## WHAT TO PRODUCE:
The records that follow should be retyped word for word.

+++

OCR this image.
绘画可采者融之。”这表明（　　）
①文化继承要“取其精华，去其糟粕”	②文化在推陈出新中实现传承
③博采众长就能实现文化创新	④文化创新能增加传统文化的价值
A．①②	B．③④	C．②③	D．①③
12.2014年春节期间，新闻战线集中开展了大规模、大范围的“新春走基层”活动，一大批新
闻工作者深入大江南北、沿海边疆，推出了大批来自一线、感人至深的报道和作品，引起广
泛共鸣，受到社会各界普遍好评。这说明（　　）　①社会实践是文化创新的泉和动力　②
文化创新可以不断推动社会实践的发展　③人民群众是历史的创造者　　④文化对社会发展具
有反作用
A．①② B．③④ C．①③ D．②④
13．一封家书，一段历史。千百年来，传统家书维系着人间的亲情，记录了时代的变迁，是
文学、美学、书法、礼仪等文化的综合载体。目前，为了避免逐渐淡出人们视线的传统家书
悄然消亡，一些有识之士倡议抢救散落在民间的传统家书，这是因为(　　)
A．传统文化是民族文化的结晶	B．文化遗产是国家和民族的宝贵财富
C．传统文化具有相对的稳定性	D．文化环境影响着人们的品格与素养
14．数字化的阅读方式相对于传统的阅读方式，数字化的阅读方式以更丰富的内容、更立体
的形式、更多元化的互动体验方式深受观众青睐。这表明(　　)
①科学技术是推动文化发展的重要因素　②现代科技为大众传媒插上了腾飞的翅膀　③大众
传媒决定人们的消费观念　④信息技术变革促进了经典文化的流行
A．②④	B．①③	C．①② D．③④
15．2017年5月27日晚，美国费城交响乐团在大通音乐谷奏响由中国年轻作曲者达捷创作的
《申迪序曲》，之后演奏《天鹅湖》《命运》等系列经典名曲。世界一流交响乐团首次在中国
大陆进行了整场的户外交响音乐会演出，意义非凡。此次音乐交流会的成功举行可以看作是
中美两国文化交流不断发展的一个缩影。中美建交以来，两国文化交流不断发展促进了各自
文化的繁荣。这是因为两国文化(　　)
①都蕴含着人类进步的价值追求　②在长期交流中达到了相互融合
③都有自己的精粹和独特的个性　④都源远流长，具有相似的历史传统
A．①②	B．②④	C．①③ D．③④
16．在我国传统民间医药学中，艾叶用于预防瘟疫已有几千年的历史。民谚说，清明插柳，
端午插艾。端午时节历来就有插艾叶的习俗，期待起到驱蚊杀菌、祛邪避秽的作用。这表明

+++

## TASK ANSWER:
OCR this image.
绘画可采者融之。”这表明（　　）
①文化继承要“取其精华，去其糟粕”	②文化在推陈出新中实现传承
③博采众长就能实现文化创新	④文化创新能增加传统文化的价值
A．①②	B．③④	C．②③	D．①③
12.2014年春节期间，新闻战线集中开展了大规模、大范围的“新春走基层”活动，一大批新
闻工作者深入大江南北、沿海边疆，推出了大批来自一线、感人至深的报道和作品，引起广
泛共鸣，受到社会各界普遍好评。这说明（　　）　①社会实践是文化创新的泉和动力　②
文化创新可以不断推动社会实践的发展　③人民群众是历史的创造者　　④文化对社会发展具
有反作用
A．①② B．③④ C．①③ D．②④
13．一封家书，一段历史。千百年来，传统家书维系着人间的亲情，记录了时代的变迁，是
文学、美学、书法、礼仪等文化的综合载体。目前，为了避免逐渐淡出人们视线的传统家书
悄然消亡，一些有识之士倡议抢救散落在民间的传统家书，这是因为(　　)
A．传统文化是民族文化的结晶	B．文化遗产是国家和民族的宝贵财富
C．传统文化具有相对的稳定性	D．文化环境影响着人们的品格与素养
14．数字化的阅读方式相对于传统的阅读方式，数字化的阅读方式以更丰富的内容、更立体
的形式、更多元化的互动体验方式深受观众青睐。这表明(　　)
①科学技术是推动文化发展的重要因素　②现代科技为大众传媒插上了腾飞的翅膀　③大众
传媒决定人们的消费观念　④信息技术变革促进了经典文化的流行
A．②④	B．①③	C．①② D．③④
15．2017年5月27日晚，美国费城交响乐团在大通音乐谷奏响由中国年轻作曲者达捷创作的
《申迪序曲》，之后演奏《天鹅湖》《命运》等系列经典名曲。世界一流交响乐团首次在中国
大陆进行了整场的户外交响音乐会演出，意义非凡。此次音乐交流会的成功举行可以看作是
中美两国文化交流不断发展的一个缩影。中美建交以来，两国文化交流不断发展促进了各自
文化的繁荣。这是因为两国文化(　　)
①都蕴含着人类进步的价值追求　②在长期交流中达到了相互融合
③都有自己的精粹和独特的个性　④都源远流长，具有相似的历史传统
A．①②	B．②④	C．①③ D．③④
16．在我国传统民间医药学中，艾叶用于预防瘟疫已有几千年的历史。民谚说，清明插柳，
端午插艾。端午时节历来就有插艾叶的习俗，期待起到驱蚊杀菌、祛邪避秽的作用。这表明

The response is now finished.